# Start of DATA FOR THIS EXERCISE

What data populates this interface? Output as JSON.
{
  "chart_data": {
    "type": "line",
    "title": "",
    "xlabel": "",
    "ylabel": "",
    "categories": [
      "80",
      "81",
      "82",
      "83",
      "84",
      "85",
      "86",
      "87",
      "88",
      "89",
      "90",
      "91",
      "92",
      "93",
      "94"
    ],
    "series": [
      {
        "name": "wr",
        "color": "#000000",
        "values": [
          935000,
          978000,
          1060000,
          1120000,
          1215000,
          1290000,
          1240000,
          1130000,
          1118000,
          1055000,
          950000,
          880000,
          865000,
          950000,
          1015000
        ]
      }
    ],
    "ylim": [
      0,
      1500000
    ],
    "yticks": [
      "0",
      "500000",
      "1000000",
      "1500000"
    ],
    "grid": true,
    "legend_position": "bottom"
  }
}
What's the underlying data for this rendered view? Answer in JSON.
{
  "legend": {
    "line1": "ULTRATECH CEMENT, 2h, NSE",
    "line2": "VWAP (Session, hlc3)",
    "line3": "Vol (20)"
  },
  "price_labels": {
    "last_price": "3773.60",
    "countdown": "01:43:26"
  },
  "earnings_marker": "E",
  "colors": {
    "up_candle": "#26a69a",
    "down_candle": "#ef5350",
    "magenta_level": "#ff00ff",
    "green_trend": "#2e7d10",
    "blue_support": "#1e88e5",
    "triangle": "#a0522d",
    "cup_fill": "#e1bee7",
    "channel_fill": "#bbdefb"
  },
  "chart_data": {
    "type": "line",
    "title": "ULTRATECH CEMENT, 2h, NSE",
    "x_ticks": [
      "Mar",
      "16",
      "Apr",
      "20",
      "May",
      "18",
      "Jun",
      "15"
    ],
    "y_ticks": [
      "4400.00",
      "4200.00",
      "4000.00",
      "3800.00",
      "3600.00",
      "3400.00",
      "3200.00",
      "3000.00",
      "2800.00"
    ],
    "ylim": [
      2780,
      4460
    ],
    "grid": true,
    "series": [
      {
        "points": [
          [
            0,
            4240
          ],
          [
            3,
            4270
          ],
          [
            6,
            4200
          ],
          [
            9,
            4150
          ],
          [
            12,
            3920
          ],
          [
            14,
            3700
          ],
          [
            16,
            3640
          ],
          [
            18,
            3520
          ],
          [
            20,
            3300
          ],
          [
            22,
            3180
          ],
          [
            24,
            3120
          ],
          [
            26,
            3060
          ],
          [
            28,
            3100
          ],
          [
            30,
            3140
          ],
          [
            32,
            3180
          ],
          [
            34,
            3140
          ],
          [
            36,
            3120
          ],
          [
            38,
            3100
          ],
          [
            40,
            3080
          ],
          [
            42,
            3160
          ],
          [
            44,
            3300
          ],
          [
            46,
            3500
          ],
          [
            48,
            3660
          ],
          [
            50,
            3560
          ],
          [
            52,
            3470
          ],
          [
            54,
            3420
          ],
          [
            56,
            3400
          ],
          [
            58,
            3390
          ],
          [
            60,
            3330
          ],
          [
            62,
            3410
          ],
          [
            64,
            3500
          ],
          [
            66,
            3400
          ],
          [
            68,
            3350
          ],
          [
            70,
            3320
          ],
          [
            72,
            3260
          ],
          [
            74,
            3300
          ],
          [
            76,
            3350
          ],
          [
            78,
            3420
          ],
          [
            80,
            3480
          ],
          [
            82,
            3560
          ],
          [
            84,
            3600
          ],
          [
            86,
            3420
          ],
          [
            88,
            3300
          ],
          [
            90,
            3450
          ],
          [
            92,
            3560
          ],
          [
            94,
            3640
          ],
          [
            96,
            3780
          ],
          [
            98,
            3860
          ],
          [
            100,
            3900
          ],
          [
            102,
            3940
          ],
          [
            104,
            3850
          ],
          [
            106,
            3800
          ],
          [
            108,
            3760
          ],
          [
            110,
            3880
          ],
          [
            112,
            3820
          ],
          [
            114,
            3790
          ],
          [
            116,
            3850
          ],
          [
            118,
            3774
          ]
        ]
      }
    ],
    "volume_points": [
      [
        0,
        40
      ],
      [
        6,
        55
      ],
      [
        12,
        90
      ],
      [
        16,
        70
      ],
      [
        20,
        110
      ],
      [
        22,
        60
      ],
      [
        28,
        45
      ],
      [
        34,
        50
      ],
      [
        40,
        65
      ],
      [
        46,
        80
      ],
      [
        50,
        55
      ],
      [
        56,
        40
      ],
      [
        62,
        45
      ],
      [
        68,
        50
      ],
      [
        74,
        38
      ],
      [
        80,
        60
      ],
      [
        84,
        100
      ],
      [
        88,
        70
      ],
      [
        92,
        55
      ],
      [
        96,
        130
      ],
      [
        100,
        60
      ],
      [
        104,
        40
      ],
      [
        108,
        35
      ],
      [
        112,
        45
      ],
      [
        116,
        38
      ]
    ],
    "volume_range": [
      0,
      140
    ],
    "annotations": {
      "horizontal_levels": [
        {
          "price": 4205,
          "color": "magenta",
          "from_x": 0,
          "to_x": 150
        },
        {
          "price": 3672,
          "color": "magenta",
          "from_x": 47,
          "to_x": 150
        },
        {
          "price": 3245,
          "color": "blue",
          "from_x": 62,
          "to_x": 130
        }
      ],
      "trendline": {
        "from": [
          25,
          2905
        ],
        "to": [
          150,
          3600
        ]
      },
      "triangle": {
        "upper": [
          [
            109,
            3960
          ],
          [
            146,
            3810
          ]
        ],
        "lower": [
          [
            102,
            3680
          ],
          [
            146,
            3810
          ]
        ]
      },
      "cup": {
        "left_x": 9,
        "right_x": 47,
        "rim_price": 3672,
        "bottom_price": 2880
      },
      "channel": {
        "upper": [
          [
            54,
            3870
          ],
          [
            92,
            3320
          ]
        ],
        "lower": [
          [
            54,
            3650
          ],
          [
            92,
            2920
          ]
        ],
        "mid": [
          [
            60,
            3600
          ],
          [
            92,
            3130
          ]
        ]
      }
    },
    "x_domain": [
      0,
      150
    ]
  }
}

# End of DATA FOR THIS EXERCISE

> TASK PROMPT:
Each line above must be reproduced exactly as it stands.

> ANSWER TO THE TASK:
What data populates this interface? Output as JSON.
{
  "chart_data": {
    "type": "line",
    "title": "",
    "xlabel": "",
    "ylabel": "",
    "categories": [
      "80",
      "81",
      "82",
      "83",
      "84",
      "85",
      "86",
      "87",
      "88",
      "89",
      "90",
      "91",
      "92",
      "93",
      "94"
    ],
    "series": [
      {
        "name": "wr",
        "color": "#000000",
        "values": [
          935000,
          978000,
          1060000,
          1120000,
          1215000,
          1290000,
          1240000,
          1130000,
          1118000,
          1055000,
          950000,
          880000,
          865000,
          950000,
          1015000
        ]
      }
    ],
    "ylim": [
      0,
      1500000
    ],
    "yticks": [
      "0",
      "500000",
      "1000000",
      "1500000"
    ],
    "grid": true,
    "legend_position": "bottom"
  }
}
What's the underlying data for this rendered view? Answer in JSON.
{
  "legend": {
    "line1": "ULTRATECH CEMENT, 2h, NSE",
    "line2": "VWAP (Session, hlc3)",
    "line3": "Vol (20)"
  },
  "price_labels": {
    "last_price": "3773.60",
    "countdown": "01:43:26"
  },
  "earnings_marker": "E",
  "colors": {
    "up_candle": "#26a69a",
    "down_candle": "#ef5350",
    "magenta_level": "#ff00ff",
    "green_trend": "#2e7d10",
    "blue_support": "#1e88e5",
    "triangle": "#a0522d",
    "cup_fill": "#e1bee7",
    "channel_fill": "#bbdefb"
  },
  "chart_data": {
    "type": "line",
    "title": "ULTRATECH CEMENT, 2h, NSE",
    "x_ticks": [
      "Mar",
      "16",
      "Apr",
      "20",
      "May",
      "18",
      "Jun",
      "15"
    ],
    "y_ticks": [
      "4400.00",
      "4200.00",
      "4000.00",
      "3800.00",
      "3600.00",
      "3400.00",
      "3200.00",
      "3000.00",
      "2800.00"
    ],
    "ylim": [
      2780,
      4460
    ],
    "grid": true,
    "series": [
      {
        "points": [
          [
            0,
            4240
          ],
          [
            3,
            4270
          ],
          [
            6,
            4200
          ],
          [
            9,
            4150
          ],
          [
            12,
            3920
          ],
          [
            14,
            3700
          ],
          [
            16,
            3640
          ],
          [
            18,
            3520
          ],
          [
            20,
            3300
          ],
          [
            22,
            3180
          ],
          [
            24,
            3120
          ],
          [
            26,
            3060
          ],
          [
            28,
            3100
          ],
          [
            30,
            3140
          ],
          [
            32,
            3180
          ],
          [
            34,
            3140
          ],
          [
            36,
            3120
          ],
          [
            38,
            3100
          ],
          [
            40,
            3080
          ],
          [
            42,
            3160
          ],
          [
            44,
            3300
          ],
          [
            46,
            3500
          ],
          [
            48,
            3660
          ],
          [
            50,
            3560
          ],
          [
            52,
            3470
          ],
          [
            54,
            3420
          ],
          [
            56,
            3400
          ],
          [
            58,
            3390
          ],
          [
            60,
            3330
          ],
          [
            62,
            3410
          ],
          [
            64,
            3500
          ],
          [
            66,
            3400
          ],
          [
            68,
            3350
          ],
          [
            70,
            3320
          ],
          [
            72,
            3260
          ],
          [
            74,
            3300
          ],
          [
            76,
            3350
          ],
          [
            78,
            3420
          ],
          [
            80,
            3480
          ],
          [
            82,
            3560
          ],
          [
            84,
            3600
          ],
          [
            86,
            3420
          ],
          [
            88,
            3300
          ],
          [
            90,
            3450
          ],
          [
            92,
            3560
          ],
          [
            94,
            3640
          ],
          [
            96,
            3780
          ],
          [
            98,
            3860
          ],
          [
            100,
            3900
          ],
          [
            102,
            3940
          ],
          [
            104,
            3850
          ],
          [
            106,
            3800
          ],
          [
            108,
            3760
          ],
          [
            110,
            3880
          ],
          [
            112,
            3820
          ],
          [
            114,
            3790
          ],
          [
            116,
            3850
          ],
          [
            118,
            3774
          ]
        ]
      }
    ],
    "volume_points": [
      [
        0,
        40
      ],
      [
        6,
        55
      ],
      [
        12,
        90
      ],
      [
        16,
        70
      ],
      [
        20,
        110
      ],
      [
        22,
        60
      ],
      [
        28,
        45
      ],
      [
        34,
        50
      ],
      [
        40,
        65
      ],
      [
        46,
        80
      ],
      [
        50,
        55
      ],
      [
        56,
        40
      ],
      [
        62,
        45
      ],
      [
        68,
        50
      ],
      [
        74,
        38
      ],
      [
        80,
        60
      ],
      [
        84,
        100
      ],
      [
        88,
        70
      ],
      [
        92,
        55
      ],
      [
        96,
        130
      ],
      [
        100,
        60
      ],
      [
        104,
        40
      ],
      [
        108,
        35
      ],
      [
        112,
        45
      ],
      [
        116,
        38
      ]
    ],
    "volume_range": [
      0,
      140
    ],
    "annotations": {
      "horizontal_levels": [
        {
          "price": 4205,
          "color": "magenta",
          "from_x": 0,
          "to_x": 150
        },
        {
          "price": 3672,
          "color": "magenta",
          "from_x": 47,
          "to_x": 150
        },
        {
          "price": 3245,
          "color": "blue",
          "from_x": 62,
          "to_x": 130
        }
      ],
      "trendline": {
        "from": [
          25,
          2905
        ],
        "to": [
          150,
          3600
        ]
      },
      "triangle": {
        "upper": [
          [
            109,
            3960
          ],
          [
            146,
            3810
          ]
        ],
        "lower": [
          [
            102,
            3680
          ],
          [
            146,
            3810
          ]
        ]
      },
      "cup": {
        "left_x": 9,
        "right_x": 47,
        "rim_price": 3672,
        "bottom_price": 2880
      },
      "channel": {
        "upper": [
          [
            54,
            3870
          ],
          [
            92,
            3320
          ]
        ],
        "lower": [
          [
            54,
            3650
          ],
          [
            92,
            2920
          ]
        ],
        "mid": [
          [
            60,
            3600
          ],
          [
            92,
            3130
          ]
        ]
      }
    },
    "x_domain": [
      0,
      150
    ]
  }
}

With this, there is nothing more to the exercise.